→ **SET TASK**:
Copy out every record below exactly as written, but leave out any pictures.

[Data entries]

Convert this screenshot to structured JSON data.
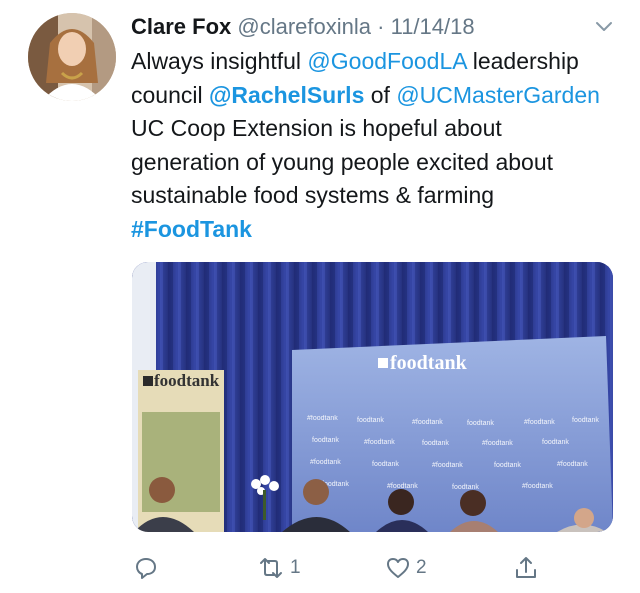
{
  "tweet": {
    "author_name": "Clare Fox",
    "handle": "@clarefoxinla",
    "separator": "·",
    "date": "11/14/18",
    "text": {
      "part1": "Always insightful ",
      "mention1": "@GoodFoodLA",
      "part2": " leadership council ",
      "mention2": "@RachelSurls",
      "part3": " of ",
      "mention3": "@UCMasterGarden",
      "part4": " UC Coop Extension is hopeful about generation of young people excited about sustainable food systems & farming ",
      "hashtag": "#FoodTank"
    },
    "media": {
      "backdrop_logo": "foodtank",
      "banner_logo": "foodtank",
      "backdrop_tile_text": "#foodtank",
      "backdrop_tile_text_alt": "foodtank"
    },
    "actions": {
      "reply_icon": "reply-icon",
      "retweet_icon": "retweet-icon",
      "retweet_count": "1",
      "like_icon": "heart-icon",
      "like_count": "2",
      "share_icon": "share-icon"
    }
  },
  "colors": {
    "link": "#1b95e0",
    "secondary_text": "#657786",
    "primary_text": "#14171a",
    "curtain": "#2f3c95"
  }
}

→ **FINAL ANSWER**:
Convert this screenshot to structured JSON data.
{
  "tweet": {
    "author_name": "Clare Fox",
    "handle": "@clarefoxinla",
    "separator": "·",
    "date": "11/14/18",
    "text": {
      "part1": "Always insightful ",
      "mention1": "@GoodFoodLA",
      "part2": " leadership council ",
      "mention2": "@RachelSurls",
      "part3": " of ",
      "mention3": "@UCMasterGarden",
      "part4": " UC Coop Extension is hopeful about generation of young people excited about sustainable food systems & farming ",
      "hashtag": "#FoodTank"
    },
    "media": {
      "backdrop_logo": "foodtank",
      "banner_logo": "foodtank",
      "backdrop_tile_text": "#foodtank",
      "backdrop_tile_text_alt": "foodtank"
    },
    "actions": {
      "reply_icon": "reply-icon",
      "retweet_icon": "retweet-icon",
      "retweet_count": "1",
      "like_icon": "heart-icon",
      "like_count": "2",
      "share_icon": "share-icon"
    }
  },
  "colors": {
    "link": "#1b95e0",
    "secondary_text": "#657786",
    "primary_text": "#14171a",
    "curtain": "#2f3c95"
  }
}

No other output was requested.